### What you are asked to do
Repeat, word for word, every line from the line holding "What's the underlying" through the final line of the entries below. Skip all pictures.

***** Records supplied

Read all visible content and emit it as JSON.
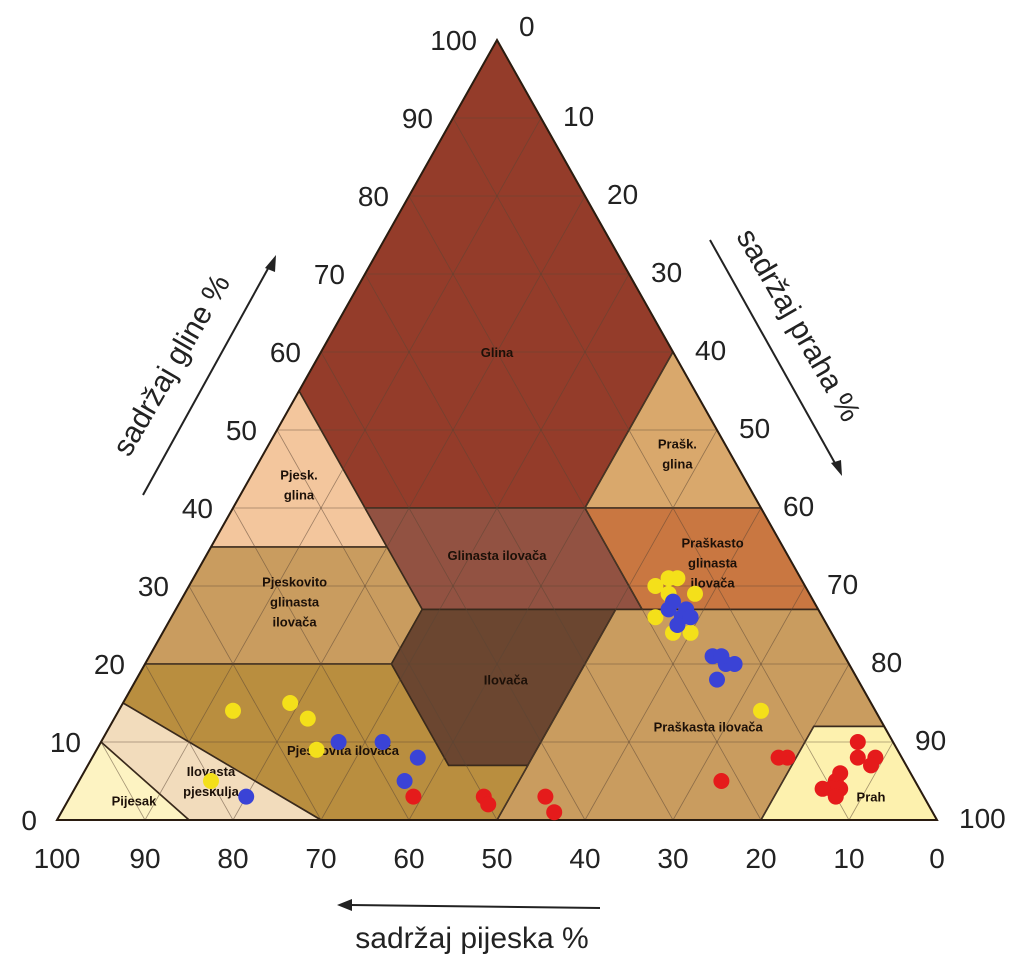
{
  "chart_data": {
    "type": "scatter",
    "subtype": "ternary",
    "axes": {
      "clay": {
        "label": "sadržaj gline %",
        "ticks": [
          "0",
          "10",
          "20",
          "30",
          "40",
          "50",
          "60",
          "70",
          "80",
          "90",
          "100"
        ]
      },
      "silt": {
        "label": "sadržaj praha %",
        "ticks": [
          "0",
          "10",
          "20",
          "30",
          "40",
          "50",
          "60",
          "70",
          "80",
          "90",
          "100"
        ]
      },
      "sand": {
        "label": "sadržaj pijeska %",
        "ticks": [
          "100",
          "90",
          "80",
          "70",
          "60",
          "50",
          "40",
          "30",
          "20",
          "10",
          "0"
        ]
      }
    },
    "grid": true,
    "regions": [
      {
        "key": "glina",
        "lines": [
          "Glina"
        ],
        "color": "#943c2a",
        "at": [
          20,
          60
        ]
      },
      {
        "key": "pjesk-glina",
        "lines": [
          "Pjesk.",
          "glina"
        ],
        "color": "#f3c69d",
        "at": [
          51,
          43
        ]
      },
      {
        "key": "prask-glina",
        "lines": [
          "Prašk.",
          "glina"
        ],
        "color": "#d9a86c",
        "at": [
          6,
          47
        ]
      },
      {
        "key": "glinasta-ilovaca",
        "lines": [
          "Glinasta ilovača"
        ],
        "color": "#925242",
        "at": [
          33,
          34
        ]
      },
      {
        "key": "praskasto-glinasta-ilovaca",
        "lines": [
          "Praškasto",
          "glinasta",
          "ilovača"
        ],
        "color": "#c97741",
        "at": [
          9,
          33
        ]
      },
      {
        "key": "pjeskovito-glinasta-ilovaca",
        "lines": [
          "Pjeskovito",
          "glinasta",
          "ilovača"
        ],
        "color": "#c99c5f",
        "at": [
          59,
          28
        ]
      },
      {
        "key": "ilovaca",
        "lines": [
          "Ilovača"
        ],
        "color": "#6b4630",
        "at": [
          40,
          18
        ]
      },
      {
        "key": "praskasta-ilovaca",
        "lines": [
          "Praškasta ilovača"
        ],
        "color": "#c99c5f",
        "at": [
          20,
          12
        ]
      },
      {
        "key": "pjeskovita-ilovaca",
        "lines": [
          "Pjeskovita ilovača"
        ],
        "color": "#b98e3f",
        "at": [
          63,
          9
        ]
      },
      {
        "key": "ilovasta-pjeskulja",
        "lines": [
          "Ilovasta",
          "pjeskulja"
        ],
        "color": "#f2dcbc",
        "at": [
          80,
          5
        ]
      },
      {
        "key": "pijesak",
        "lines": [
          "Pijesak"
        ],
        "color": "#fdf3c2",
        "at": [
          90,
          2.5
        ]
      },
      {
        "key": "prah",
        "lines": [
          "Prah"
        ],
        "color": "#fdf1ae",
        "at": [
          6,
          3
        ]
      }
    ],
    "series": [
      {
        "color": "#f4e01a",
        "points": [
          {
            "sand": 73,
            "clay": 14
          },
          {
            "sand": 66,
            "clay": 15
          },
          {
            "sand": 65,
            "clay": 13
          },
          {
            "sand": 66,
            "clay": 9
          },
          {
            "sand": 80,
            "clay": 5
          },
          {
            "sand": 13,
            "clay": 14
          },
          {
            "sand": 13,
            "clay": 29
          },
          {
            "sand": 14,
            "clay": 31
          },
          {
            "sand": 16,
            "clay": 29
          },
          {
            "sand": 15,
            "clay": 31
          },
          {
            "sand": 17,
            "clay": 30
          },
          {
            "sand": 17,
            "clay": 25
          },
          {
            "sand": 18,
            "clay": 24
          },
          {
            "sand": 16,
            "clay": 24
          },
          {
            "sand": 19,
            "clay": 26
          }
        ]
      },
      {
        "color": "#3a43d6",
        "points": [
          {
            "sand": 63,
            "clay": 10
          },
          {
            "sand": 58,
            "clay": 10
          },
          {
            "sand": 55,
            "clay": 8
          },
          {
            "sand": 58,
            "clay": 5
          },
          {
            "sand": 77,
            "clay": 3
          },
          {
            "sand": 16,
            "clay": 26
          },
          {
            "sand": 17,
            "clay": 27
          },
          {
            "sand": 15,
            "clay": 27
          },
          {
            "sand": 16,
            "clay": 28
          },
          {
            "sand": 17,
            "clay": 25
          },
          {
            "sand": 15,
            "clay": 26
          },
          {
            "sand": 14,
            "clay": 20
          },
          {
            "sand": 13,
            "clay": 20
          },
          {
            "sand": 15,
            "clay": 21
          },
          {
            "sand": 16,
            "clay": 18
          },
          {
            "sand": 14,
            "clay": 21
          }
        ]
      },
      {
        "color": "#e51b1b",
        "points": [
          {
            "sand": 58,
            "clay": 3
          },
          {
            "sand": 50,
            "clay": 3
          },
          {
            "sand": 50,
            "clay": 2
          },
          {
            "sand": 43,
            "clay": 3
          },
          {
            "sand": 43,
            "clay": 1
          },
          {
            "sand": 22,
            "clay": 5
          },
          {
            "sand": 8,
            "clay": 6
          },
          {
            "sand": 9,
            "clay": 5
          },
          {
            "sand": 9,
            "clay": 4
          },
          {
            "sand": 10,
            "clay": 4
          },
          {
            "sand": 11,
            "clay": 4
          },
          {
            "sand": 10,
            "clay": 3
          },
          {
            "sand": 4,
            "clay": 10
          },
          {
            "sand": 3,
            "clay": 8
          },
          {
            "sand": 4,
            "clay": 7
          },
          {
            "sand": 5,
            "clay": 8
          },
          {
            "sand": 13,
            "clay": 8
          },
          {
            "sand": 14,
            "clay": 8
          }
        ]
      }
    ]
  }
}
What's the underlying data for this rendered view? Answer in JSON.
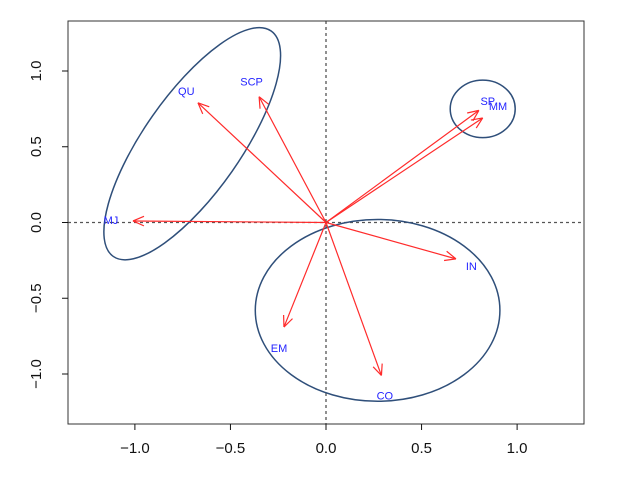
{
  "chart_data": {
    "type": "scatter",
    "title": "",
    "xlabel": "",
    "ylabel": "",
    "xlim": [
      -1.35,
      1.35
    ],
    "ylim": [
      -1.33,
      1.33
    ],
    "grid": false,
    "x_ticks": [
      -1.0,
      -0.5,
      0.0,
      0.5,
      1.0
    ],
    "y_ticks": [
      -1.0,
      -0.5,
      0.0,
      0.5,
      1.0
    ],
    "x_tick_labels": [
      "−1.0",
      "−0.5",
      "0.0",
      "0.5",
      "1.0"
    ],
    "y_tick_labels": [
      "−1.0",
      "−0.5",
      "0.0",
      "0.5",
      "1.0"
    ],
    "reference_lines": {
      "x": 0,
      "y": 0
    },
    "vectors": [
      {
        "label": "QU",
        "x": -0.67,
        "y": 0.79
      },
      {
        "label": "SCP",
        "x": -0.35,
        "y": 0.83
      },
      {
        "label": "SP",
        "x": 0.8,
        "y": 0.74
      },
      {
        "label": "MM",
        "x": 0.82,
        "y": 0.69
      },
      {
        "label": "MJ",
        "x": -1.01,
        "y": 0.01
      },
      {
        "label": "IN",
        "x": 0.68,
        "y": -0.24
      },
      {
        "label": "EM",
        "x": -0.22,
        "y": -0.69
      },
      {
        "label": "CO",
        "x": 0.29,
        "y": -1.01
      }
    ],
    "ellipses": [
      {
        "cx": -0.7,
        "cy": 0.52,
        "rx": 0.72,
        "ry": 0.32,
        "angle_deg": 55
      },
      {
        "cx": 0.82,
        "cy": 0.75,
        "rx": 0.17,
        "ry": 0.19,
        "angle_deg": 0
      },
      {
        "cx": 0.27,
        "cy": -0.58,
        "rx": 0.64,
        "ry": 0.6,
        "angle_deg": 0
      }
    ],
    "colors": {
      "arrow": "#ff2b2b",
      "label": "#2424ff",
      "ellipse": "#2f4f7a",
      "reference": "#555555",
      "frame": "#333333",
      "axis": "#111111"
    }
  }
}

**********

### Worked solution
What's the underlying data for this rendered view? Answer in JSON.
{
  "chart_data": {
    "type": "scatter",
    "title": "",
    "xlabel": "",
    "ylabel": "",
    "xlim": [
      -1.35,
      1.35
    ],
    "ylim": [
      -1.33,
      1.33
    ],
    "grid": false,
    "x_ticks": [
      -1.0,
      -0.5,
      0.0,
      0.5,
      1.0
    ],
    "y_ticks": [
      -1.0,
      -0.5,
      0.0,
      0.5,
      1.0
    ],
    "x_tick_labels": [
      "−1.0",
      "−0.5",
      "0.0",
      "0.5",
      "1.0"
    ],
    "y_tick_labels": [
      "−1.0",
      "−0.5",
      "0.0",
      "0.5",
      "1.0"
    ],
    "reference_lines": {
      "x": 0,
      "y": 0
    },
    "vectors": [
      {
        "label": "QU",
        "x": -0.67,
        "y": 0.79
      },
      {
        "label": "SCP",
        "x": -0.35,
        "y": 0.83
      },
      {
        "label": "SP",
        "x": 0.8,
        "y": 0.74
      },
      {
        "label": "MM",
        "x": 0.82,
        "y": 0.69
      },
      {
        "label": "MJ",
        "x": -1.01,
        "y": 0.01
      },
      {
        "label": "IN",
        "x": 0.68,
        "y": -0.24
      },
      {
        "label": "EM",
        "x": -0.22,
        "y": -0.69
      },
      {
        "label": "CO",
        "x": 0.29,
        "y": -1.01
      }
    ],
    "ellipses": [
      {
        "cx": -0.7,
        "cy": 0.52,
        "rx": 0.72,
        "ry": 0.32,
        "angle_deg": 55
      },
      {
        "cx": 0.82,
        "cy": 0.75,
        "rx": 0.17,
        "ry": 0.19,
        "angle_deg": 0
      },
      {
        "cx": 0.27,
        "cy": -0.58,
        "rx": 0.64,
        "ry": 0.6,
        "angle_deg": 0
      }
    ],
    "colors": {
      "arrow": "#ff2b2b",
      "label": "#2424ff",
      "ellipse": "#2f4f7a",
      "reference": "#555555",
      "frame": "#333333",
      "axis": "#111111"
    }
  }
}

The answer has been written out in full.